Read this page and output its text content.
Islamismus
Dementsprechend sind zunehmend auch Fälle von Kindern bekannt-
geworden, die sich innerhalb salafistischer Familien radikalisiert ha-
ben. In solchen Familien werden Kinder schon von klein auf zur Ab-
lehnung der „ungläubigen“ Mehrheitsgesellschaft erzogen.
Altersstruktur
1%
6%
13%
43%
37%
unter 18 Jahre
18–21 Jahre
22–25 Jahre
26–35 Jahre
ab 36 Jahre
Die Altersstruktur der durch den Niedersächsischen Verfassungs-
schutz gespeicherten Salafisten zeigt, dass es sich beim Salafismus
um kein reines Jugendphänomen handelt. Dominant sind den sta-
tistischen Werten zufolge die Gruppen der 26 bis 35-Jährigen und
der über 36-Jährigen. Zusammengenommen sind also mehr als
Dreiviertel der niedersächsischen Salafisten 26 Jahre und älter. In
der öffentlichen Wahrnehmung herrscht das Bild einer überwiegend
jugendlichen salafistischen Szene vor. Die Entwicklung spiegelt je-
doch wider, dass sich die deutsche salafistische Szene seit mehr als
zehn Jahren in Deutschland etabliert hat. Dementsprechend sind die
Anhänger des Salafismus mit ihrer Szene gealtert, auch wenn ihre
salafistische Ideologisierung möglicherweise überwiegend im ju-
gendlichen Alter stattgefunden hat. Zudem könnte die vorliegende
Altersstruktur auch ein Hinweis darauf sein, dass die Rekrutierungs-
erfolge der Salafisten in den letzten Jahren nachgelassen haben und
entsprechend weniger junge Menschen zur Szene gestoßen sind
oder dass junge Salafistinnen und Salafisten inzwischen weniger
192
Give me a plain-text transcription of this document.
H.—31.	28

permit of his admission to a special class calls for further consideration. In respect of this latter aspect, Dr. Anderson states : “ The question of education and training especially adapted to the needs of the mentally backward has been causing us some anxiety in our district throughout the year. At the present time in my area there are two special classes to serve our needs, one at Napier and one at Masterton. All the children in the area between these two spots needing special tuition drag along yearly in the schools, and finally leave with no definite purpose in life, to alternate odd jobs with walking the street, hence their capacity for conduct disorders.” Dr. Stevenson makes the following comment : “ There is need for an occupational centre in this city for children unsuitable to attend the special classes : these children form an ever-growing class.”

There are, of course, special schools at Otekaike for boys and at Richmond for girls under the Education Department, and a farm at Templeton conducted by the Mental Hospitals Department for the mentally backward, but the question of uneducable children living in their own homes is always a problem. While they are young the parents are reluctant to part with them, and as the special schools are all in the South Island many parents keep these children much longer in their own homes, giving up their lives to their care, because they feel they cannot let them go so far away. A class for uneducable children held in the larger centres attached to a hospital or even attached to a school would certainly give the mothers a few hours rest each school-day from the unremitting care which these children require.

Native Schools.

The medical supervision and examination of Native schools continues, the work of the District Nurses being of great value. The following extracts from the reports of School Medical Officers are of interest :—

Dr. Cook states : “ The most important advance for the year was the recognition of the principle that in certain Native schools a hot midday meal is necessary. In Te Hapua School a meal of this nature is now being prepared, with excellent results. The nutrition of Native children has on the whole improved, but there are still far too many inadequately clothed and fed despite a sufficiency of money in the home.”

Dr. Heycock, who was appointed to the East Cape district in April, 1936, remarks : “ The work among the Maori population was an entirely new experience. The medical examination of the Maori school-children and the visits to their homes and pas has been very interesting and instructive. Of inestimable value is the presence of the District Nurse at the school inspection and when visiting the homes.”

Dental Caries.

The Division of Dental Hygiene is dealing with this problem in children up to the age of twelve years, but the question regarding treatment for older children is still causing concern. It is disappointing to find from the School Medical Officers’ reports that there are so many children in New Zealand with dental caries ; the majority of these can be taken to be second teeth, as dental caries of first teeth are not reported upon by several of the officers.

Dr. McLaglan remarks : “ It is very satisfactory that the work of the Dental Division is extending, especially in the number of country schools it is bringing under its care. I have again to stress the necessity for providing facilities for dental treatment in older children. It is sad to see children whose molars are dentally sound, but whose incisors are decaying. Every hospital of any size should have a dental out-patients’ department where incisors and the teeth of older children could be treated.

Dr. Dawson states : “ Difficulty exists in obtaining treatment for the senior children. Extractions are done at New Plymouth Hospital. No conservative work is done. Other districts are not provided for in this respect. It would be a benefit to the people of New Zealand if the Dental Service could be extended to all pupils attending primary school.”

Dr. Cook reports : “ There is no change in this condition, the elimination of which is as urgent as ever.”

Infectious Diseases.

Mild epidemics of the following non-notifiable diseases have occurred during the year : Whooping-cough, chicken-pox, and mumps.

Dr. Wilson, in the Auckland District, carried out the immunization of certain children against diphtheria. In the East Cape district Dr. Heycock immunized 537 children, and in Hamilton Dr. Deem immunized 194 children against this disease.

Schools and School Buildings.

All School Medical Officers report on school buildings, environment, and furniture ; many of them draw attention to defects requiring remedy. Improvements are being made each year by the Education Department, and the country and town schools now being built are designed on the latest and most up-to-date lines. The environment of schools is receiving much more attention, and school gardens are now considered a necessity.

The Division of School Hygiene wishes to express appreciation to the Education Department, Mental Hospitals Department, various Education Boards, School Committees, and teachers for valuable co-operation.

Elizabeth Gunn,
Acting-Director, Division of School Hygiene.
☆ ☆ ☆
**Action item:**
Take every line above that includes the string "text" and return it.

**Answer section:**
Read this page and output its text content.
Give me a plain-text transcription of this document.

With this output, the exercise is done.